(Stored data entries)
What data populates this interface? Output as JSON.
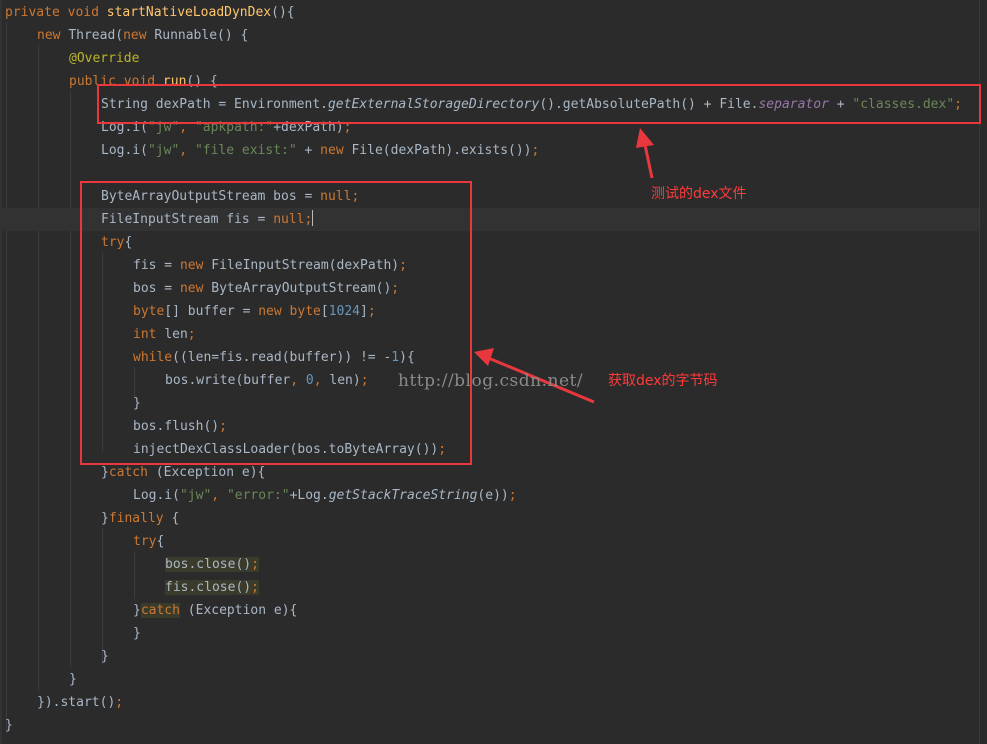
{
  "code_lines": [
    "private void startNativeLoadDynDex(){",
    "new Thread(new Runnable() {",
    "@Override",
    "public void run() {",
    "String dexPath = Environment.getExternalStorageDirectory().getAbsolutePath() + File.separator + \"classes.dex\";",
    "Log.i(\"jw\", \"apkpath:\"+dexPath);",
    "Log.i(\"jw\", \"file exist:\" + new File(dexPath).exists());",
    "",
    "ByteArrayOutputStream bos = null;",
    "FileInputStream fis = null;",
    "try{",
    "fis = new FileInputStream(dexPath);",
    "bos = new ByteArrayOutputStream();",
    "byte[] buffer = new byte[1024];",
    "int len;",
    "while((len=fis.read(buffer)) != -1){",
    "bos.write(buffer, 0, len);",
    "}",
    "bos.flush();",
    "injectDexClassLoader(bos.toByteArray());",
    "}catch (Exception e){",
    "Log.i(\"jw\", \"error:\"+Log.getStackTraceString(e));",
    "}finally {",
    "try{",
    "bos.close();",
    "fis.close();",
    "}catch (Exception e){",
    "}",
    "}",
    "}",
    "}).start();",
    "}"
  ],
  "annotations": {
    "dex_file_label": "测试的dex文件",
    "dex_bytes_label": "获取dex的字节码",
    "watermark": "http://blog.csdn.net/"
  },
  "colors": {
    "background": "#2b2b2b",
    "keyword": "#cc7832",
    "string": "#6a8759",
    "number": "#6897bb",
    "annotation": "#bbb529",
    "field": "#9876aa",
    "method": "#ffc66d",
    "text": "#a9b7c6",
    "highlight_box": "#e8383d"
  }
}
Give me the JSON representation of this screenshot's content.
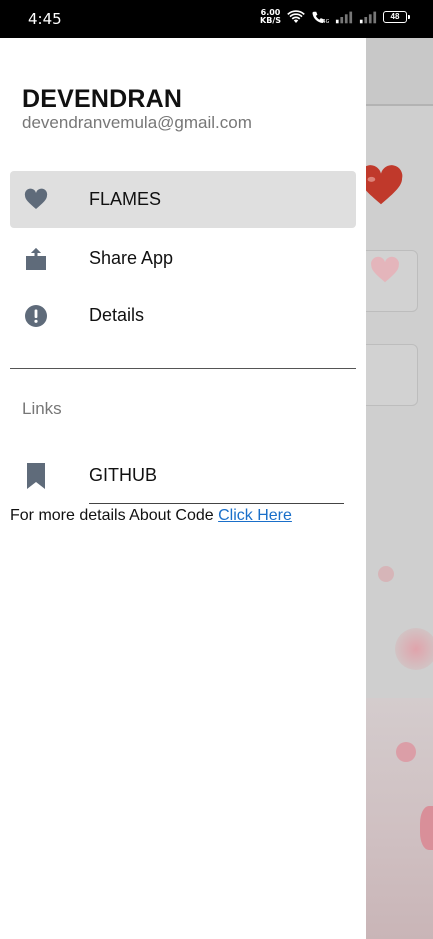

## Instructions for the task
For the entries above, state how many lines contain the word "this". Provide the number by itself.

## Output of the exercise
2